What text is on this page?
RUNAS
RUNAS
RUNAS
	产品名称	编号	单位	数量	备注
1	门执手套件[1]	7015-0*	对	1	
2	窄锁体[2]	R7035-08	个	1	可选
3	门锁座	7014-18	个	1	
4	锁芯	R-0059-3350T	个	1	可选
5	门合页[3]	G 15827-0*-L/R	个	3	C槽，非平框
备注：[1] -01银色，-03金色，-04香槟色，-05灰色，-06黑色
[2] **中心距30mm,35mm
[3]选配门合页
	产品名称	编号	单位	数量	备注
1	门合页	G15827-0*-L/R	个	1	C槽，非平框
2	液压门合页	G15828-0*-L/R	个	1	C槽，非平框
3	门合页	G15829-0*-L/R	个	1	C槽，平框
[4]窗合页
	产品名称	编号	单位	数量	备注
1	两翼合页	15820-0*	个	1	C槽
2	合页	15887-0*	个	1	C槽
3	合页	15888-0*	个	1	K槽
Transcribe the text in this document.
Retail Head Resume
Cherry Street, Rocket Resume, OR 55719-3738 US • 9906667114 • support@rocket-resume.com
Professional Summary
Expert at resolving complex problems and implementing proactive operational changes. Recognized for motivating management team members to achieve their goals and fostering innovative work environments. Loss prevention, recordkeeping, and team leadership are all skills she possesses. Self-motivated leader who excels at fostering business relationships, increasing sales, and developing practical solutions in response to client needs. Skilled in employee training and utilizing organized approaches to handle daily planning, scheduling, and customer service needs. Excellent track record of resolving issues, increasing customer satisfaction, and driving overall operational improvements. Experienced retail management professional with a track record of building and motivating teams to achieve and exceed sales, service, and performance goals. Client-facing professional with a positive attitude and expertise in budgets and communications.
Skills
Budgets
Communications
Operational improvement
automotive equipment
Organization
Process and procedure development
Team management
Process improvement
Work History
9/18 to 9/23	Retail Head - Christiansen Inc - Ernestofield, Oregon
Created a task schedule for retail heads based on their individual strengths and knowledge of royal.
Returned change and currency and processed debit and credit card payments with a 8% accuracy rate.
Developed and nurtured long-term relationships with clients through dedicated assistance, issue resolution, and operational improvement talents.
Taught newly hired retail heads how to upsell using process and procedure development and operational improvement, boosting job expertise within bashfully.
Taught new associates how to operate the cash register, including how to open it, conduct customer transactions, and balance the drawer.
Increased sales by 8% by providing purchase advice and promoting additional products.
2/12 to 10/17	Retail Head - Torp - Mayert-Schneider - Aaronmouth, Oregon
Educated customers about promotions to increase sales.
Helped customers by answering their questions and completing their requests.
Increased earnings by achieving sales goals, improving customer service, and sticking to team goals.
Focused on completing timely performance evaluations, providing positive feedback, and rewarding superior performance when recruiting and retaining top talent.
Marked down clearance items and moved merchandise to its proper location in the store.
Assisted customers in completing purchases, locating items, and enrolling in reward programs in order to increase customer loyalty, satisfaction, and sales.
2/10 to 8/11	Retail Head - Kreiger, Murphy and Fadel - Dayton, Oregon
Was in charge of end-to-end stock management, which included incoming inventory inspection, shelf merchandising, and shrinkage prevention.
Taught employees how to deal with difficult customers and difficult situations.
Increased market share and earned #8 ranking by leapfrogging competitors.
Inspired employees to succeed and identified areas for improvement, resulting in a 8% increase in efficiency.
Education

+ + + + +

__TASK DESCRIPTION__:
Exactly reproduce all of the entries above.

__FULL RESPONSE__:
What text is on this page?
RUNAS
RUNAS
RUNAS
	产品名称	编号	单位	数量	备注
1	门执手套件[1]	7015-0*	对	1	
2	窄锁体[2]	R7035-08	个	1	可选
3	门锁座	7014-18	个	1	
4	锁芯	R-0059-3350T	个	1	可选
5	门合页[3]	G 15827-0*-L/R	个	3	C槽，非平框
备注：[1] -01银色，-03金色，-04香槟色，-05灰色，-06黑色
[2] **中心距30mm,35mm
[3]选配门合页
	产品名称	编号	单位	数量	备注
1	门合页	G15827-0*-L/R	个	1	C槽，非平框
2	液压门合页	G15828-0*-L/R	个	1	C槽，非平框
3	门合页	G15829-0*-L/R	个	1	C槽，平框
[4]窗合页
	产品名称	编号	单位	数量	备注
1	两翼合页	15820-0*	个	1	C槽
2	合页	15887-0*	个	1	C槽
3	合页	15888-0*	个	1	K槽
Transcribe the text in this document.
Retail Head Resume
Cherry Street, Rocket Resume, OR 55719-3738 US • 9906667114 • support@rocket-resume.com
Professional Summary
Expert at resolving complex problems and implementing proactive operational changes. Recognized for motivating management team members to achieve their goals and fostering innovative work environments. Loss prevention, recordkeeping, and team leadership are all skills she possesses. Self-motivated leader who excels at fostering business relationships, increasing sales, and developing practical solutions in response to client needs. Skilled in employee training and utilizing organized approaches to handle daily planning, scheduling, and customer service needs. Excellent track record of resolving issues, increasing customer satisfaction, and driving overall operational improvements. Experienced retail management professional with a track record of building and motivating teams to achieve and exceed sales, service, and performance goals. Client-facing professional with a positive attitude and expertise in budgets and communications.
Skills
Budgets
Communications
Operational improvement
automotive equipment
Organization
Process and procedure development
Team management
Process improvement
Work History
9/18 to 9/23	Retail Head - Christiansen Inc - Ernestofield, Oregon
Created a task schedule for retail heads based on their individual strengths and knowledge of royal.
Returned change and currency and processed debit and credit card payments with a 8% accuracy rate.
Developed and nurtured long-term relationships with clients through dedicated assistance, issue resolution, and operational improvement talents.
Taught newly hired retail heads how to upsell using process and procedure development and operational improvement, boosting job expertise within bashfully.
Taught new associates how to operate the cash register, including how to open it, conduct customer transactions, and balance the drawer.
Increased sales by 8% by providing purchase advice and promoting additional products.
2/12 to 10/17	Retail Head - Torp - Mayert-Schneider - Aaronmouth, Oregon
Educated customers about promotions to increase sales.
Helped customers by answering their questions and completing their requests.
Increased earnings by achieving sales goals, improving customer service, and sticking to team goals.
Focused on completing timely performance evaluations, providing positive feedback, and rewarding superior performance when recruiting and retaining top talent.
Marked down clearance items and moved merchandise to its proper location in the store.
Assisted customers in completing purchases, locating items, and enrolling in reward programs in order to increase customer loyalty, satisfaction, and sales.
2/10 to 8/11	Retail Head - Kreiger, Murphy and Fadel - Dayton, Oregon
Was in charge of end-to-end stock management, which included incoming inventory inspection, shelf merchandising, and shrinkage prevention.
Taught employees how to deal with difficult customers and difficult situations.
Increased market share and earned #8 ranking by leapfrogging competitors.
Inspired employees to succeed and identified areas for improvement, resulting in a 8% increase in efficiency.
Education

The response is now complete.